Start of Provided records

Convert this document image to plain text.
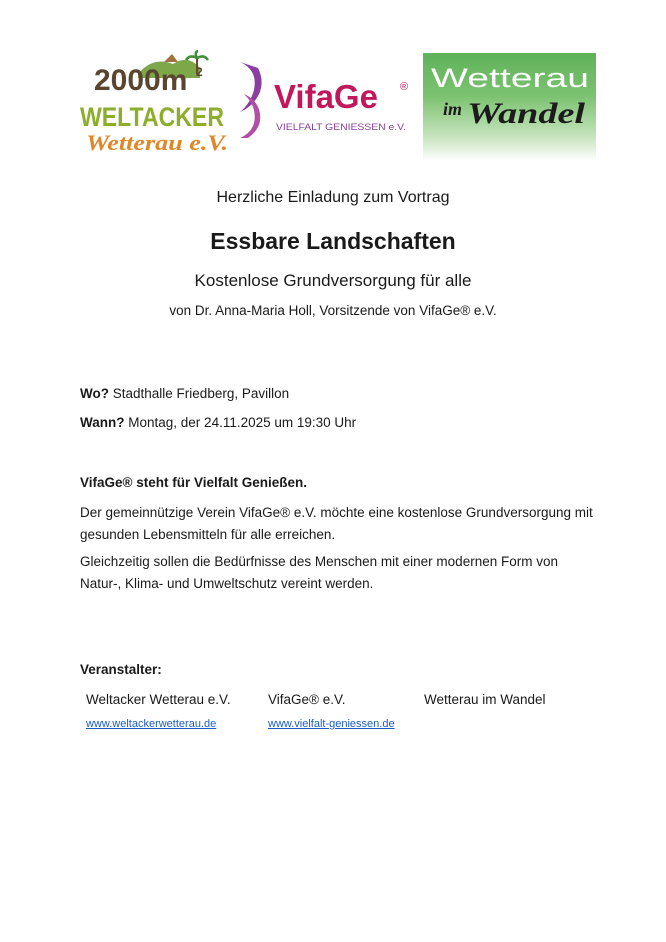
2000m 2
WELTACKER
Wetterau e.V.
VifaGe ®
VIELFALT GENIESSEN e.V.
Wetterau
im Wandel
Herzliche Einladung zum Vortrag
Essbare Landschaften
Kostenlose Grundversorgung für alle
von Dr. Anna-Maria Holl, Vorsitzende von VifaGe® e.V.
Wo? Stadthalle Friedberg, Pavillon
Wann? Montag, der 24.11.2025 um 19:30 Uhr
VifaGe® steht für Vielfalt Genießen.
Der gemeinnützige Verein VifaGe® e.V. möchte eine kostenlose Grundversorgung mit gesunden Lebensmitteln für alle erreichen.
Gleichzeitig sollen die Bedürfnisse des Menschen mit einer modernen Form von Natur-, Klima- und Umweltschutz vereint werden.
Veranstalter:
Weltacker Wetterau e.V.	VifaGe® e.V.	Wetterau im Wandel
www.weltackerwetterau.de	www.vielfalt-geniessen.de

End of Provided records

Instructions to follow> Using the entries above, find all lines with "VifaGe". Copy them.

Response for this exercise>
VifaGe ®
von Dr. Anna-Maria Holl, Vorsitzende von VifaGe® e.V.
VifaGe® steht für Vielfalt Genießen.
Der gemeinnützige Verein VifaGe® e.V. möchte eine kostenlose Grundversorgung mit gesunden Lebensmitteln für alle erreichen.
Weltacker Wetterau e.V.	VifaGe® e.V.	Wetterau im Wandel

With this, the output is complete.